Task details ▸ Select every line below containing the word "decisions".

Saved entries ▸
===============

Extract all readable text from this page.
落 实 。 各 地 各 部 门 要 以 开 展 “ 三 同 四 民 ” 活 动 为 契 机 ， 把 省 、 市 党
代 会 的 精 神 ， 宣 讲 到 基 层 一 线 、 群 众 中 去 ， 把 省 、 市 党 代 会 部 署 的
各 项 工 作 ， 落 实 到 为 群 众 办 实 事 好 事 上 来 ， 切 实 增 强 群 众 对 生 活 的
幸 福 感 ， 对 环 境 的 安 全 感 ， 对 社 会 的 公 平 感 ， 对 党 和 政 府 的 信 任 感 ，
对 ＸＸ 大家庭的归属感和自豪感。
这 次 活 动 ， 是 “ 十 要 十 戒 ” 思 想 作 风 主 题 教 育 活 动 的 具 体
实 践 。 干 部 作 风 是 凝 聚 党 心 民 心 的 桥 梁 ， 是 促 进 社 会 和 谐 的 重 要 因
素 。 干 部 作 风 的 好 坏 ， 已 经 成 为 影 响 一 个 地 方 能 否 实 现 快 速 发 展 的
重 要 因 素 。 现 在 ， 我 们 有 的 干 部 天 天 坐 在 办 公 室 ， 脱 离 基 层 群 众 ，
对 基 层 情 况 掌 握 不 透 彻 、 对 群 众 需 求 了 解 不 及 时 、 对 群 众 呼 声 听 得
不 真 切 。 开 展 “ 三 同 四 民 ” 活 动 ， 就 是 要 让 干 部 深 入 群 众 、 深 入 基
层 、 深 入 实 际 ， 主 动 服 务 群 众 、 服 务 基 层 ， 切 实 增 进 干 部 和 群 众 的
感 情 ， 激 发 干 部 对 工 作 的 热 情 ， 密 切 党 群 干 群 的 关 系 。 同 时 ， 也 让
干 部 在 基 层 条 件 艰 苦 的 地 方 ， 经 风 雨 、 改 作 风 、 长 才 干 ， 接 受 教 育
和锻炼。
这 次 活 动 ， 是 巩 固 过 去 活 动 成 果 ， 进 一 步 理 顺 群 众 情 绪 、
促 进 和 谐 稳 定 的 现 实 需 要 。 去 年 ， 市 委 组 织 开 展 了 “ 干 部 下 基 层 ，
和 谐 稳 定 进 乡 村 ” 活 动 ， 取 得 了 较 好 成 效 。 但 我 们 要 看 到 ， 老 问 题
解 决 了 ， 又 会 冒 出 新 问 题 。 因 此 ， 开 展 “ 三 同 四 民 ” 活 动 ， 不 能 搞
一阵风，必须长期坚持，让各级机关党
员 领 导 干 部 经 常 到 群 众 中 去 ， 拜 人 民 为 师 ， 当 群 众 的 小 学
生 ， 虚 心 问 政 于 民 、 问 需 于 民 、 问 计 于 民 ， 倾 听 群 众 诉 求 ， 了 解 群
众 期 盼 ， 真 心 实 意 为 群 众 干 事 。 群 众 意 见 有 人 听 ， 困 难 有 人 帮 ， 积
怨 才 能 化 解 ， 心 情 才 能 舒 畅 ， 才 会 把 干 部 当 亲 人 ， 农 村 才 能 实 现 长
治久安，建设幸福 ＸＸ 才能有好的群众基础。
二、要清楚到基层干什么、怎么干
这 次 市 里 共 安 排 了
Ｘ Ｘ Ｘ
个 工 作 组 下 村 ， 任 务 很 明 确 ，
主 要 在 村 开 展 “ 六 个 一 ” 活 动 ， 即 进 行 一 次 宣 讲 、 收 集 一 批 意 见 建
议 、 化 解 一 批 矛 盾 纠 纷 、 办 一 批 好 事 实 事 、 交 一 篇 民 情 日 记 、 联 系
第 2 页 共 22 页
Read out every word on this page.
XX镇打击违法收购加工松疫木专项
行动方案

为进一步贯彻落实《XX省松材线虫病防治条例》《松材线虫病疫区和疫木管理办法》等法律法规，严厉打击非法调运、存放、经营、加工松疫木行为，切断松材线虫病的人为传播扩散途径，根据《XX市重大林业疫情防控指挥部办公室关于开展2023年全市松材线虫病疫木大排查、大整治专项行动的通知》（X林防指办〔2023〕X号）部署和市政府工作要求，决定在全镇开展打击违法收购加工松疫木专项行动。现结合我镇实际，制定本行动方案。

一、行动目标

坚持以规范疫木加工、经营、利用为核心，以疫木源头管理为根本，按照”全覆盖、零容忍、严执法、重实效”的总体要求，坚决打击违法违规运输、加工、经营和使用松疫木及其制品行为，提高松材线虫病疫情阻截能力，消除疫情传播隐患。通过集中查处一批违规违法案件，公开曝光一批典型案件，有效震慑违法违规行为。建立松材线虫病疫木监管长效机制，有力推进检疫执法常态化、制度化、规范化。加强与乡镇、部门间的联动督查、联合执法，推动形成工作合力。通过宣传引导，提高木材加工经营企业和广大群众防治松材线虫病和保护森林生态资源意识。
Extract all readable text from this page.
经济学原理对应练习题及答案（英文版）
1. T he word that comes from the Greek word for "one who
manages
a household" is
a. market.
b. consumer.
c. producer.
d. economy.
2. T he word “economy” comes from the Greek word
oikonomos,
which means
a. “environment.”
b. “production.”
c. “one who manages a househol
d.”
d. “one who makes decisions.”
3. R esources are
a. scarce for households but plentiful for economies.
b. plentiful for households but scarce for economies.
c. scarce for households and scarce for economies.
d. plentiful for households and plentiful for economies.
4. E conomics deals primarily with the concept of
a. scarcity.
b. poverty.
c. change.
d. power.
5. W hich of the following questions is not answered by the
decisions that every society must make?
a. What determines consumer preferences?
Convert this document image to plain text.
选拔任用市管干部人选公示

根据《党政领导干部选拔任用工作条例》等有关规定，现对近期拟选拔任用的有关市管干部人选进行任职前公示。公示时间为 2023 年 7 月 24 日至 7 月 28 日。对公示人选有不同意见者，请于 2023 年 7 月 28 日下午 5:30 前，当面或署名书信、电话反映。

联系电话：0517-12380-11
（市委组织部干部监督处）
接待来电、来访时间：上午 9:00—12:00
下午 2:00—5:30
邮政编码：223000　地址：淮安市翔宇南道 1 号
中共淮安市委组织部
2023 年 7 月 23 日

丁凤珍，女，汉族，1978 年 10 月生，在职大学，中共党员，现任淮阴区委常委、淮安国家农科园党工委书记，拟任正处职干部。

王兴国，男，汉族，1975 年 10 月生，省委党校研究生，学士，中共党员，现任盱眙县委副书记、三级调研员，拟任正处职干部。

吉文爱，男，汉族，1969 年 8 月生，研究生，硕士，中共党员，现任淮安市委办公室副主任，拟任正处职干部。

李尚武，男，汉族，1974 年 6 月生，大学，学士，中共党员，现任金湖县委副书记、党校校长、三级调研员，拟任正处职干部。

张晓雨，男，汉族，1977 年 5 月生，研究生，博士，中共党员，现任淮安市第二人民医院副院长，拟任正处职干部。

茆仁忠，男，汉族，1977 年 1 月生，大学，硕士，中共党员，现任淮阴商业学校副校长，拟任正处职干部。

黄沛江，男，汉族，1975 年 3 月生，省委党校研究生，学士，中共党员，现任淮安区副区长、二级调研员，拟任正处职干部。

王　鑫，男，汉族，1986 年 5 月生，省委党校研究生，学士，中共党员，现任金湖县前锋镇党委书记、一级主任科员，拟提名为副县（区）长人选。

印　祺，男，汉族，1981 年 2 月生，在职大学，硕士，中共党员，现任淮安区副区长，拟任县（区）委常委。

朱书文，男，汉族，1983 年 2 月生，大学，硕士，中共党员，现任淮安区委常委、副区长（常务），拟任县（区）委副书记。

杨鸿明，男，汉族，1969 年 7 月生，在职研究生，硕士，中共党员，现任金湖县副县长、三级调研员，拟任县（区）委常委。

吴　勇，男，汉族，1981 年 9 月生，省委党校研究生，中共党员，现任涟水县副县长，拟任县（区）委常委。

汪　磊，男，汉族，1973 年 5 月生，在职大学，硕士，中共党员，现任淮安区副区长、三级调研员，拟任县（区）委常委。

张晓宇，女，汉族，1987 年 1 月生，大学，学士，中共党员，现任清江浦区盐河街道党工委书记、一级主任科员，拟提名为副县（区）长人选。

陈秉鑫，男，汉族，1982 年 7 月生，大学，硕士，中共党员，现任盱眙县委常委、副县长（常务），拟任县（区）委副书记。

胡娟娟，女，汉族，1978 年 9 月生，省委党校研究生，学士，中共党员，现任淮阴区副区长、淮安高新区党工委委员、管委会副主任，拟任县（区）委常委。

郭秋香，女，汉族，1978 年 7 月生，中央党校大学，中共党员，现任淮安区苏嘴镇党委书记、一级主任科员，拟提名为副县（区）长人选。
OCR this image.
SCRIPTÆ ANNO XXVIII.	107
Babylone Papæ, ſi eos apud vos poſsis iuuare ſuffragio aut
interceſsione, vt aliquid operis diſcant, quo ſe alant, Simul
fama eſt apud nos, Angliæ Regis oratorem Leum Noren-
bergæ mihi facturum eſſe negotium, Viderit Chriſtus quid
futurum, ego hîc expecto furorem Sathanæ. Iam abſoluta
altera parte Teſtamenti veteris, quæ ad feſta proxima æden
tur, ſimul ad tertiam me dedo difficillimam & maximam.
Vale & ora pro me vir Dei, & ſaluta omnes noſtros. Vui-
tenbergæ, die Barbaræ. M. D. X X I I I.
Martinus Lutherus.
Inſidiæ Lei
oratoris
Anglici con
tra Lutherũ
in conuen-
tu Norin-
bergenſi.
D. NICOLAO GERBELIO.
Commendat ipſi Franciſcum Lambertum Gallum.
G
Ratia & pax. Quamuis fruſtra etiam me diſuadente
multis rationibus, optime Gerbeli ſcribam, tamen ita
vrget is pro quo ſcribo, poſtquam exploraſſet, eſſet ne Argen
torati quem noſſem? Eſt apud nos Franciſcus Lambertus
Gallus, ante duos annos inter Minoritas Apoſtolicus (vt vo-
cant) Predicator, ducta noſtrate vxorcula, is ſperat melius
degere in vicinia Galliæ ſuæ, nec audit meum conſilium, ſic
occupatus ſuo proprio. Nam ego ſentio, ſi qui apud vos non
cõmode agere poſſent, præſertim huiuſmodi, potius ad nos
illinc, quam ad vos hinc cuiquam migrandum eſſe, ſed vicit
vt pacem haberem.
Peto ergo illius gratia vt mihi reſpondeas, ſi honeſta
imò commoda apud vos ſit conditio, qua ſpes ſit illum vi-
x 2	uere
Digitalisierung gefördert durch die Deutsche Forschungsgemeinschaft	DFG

===============

Response to the exercise ▸
d. “one who makes decisions.”
decisions that every society must make?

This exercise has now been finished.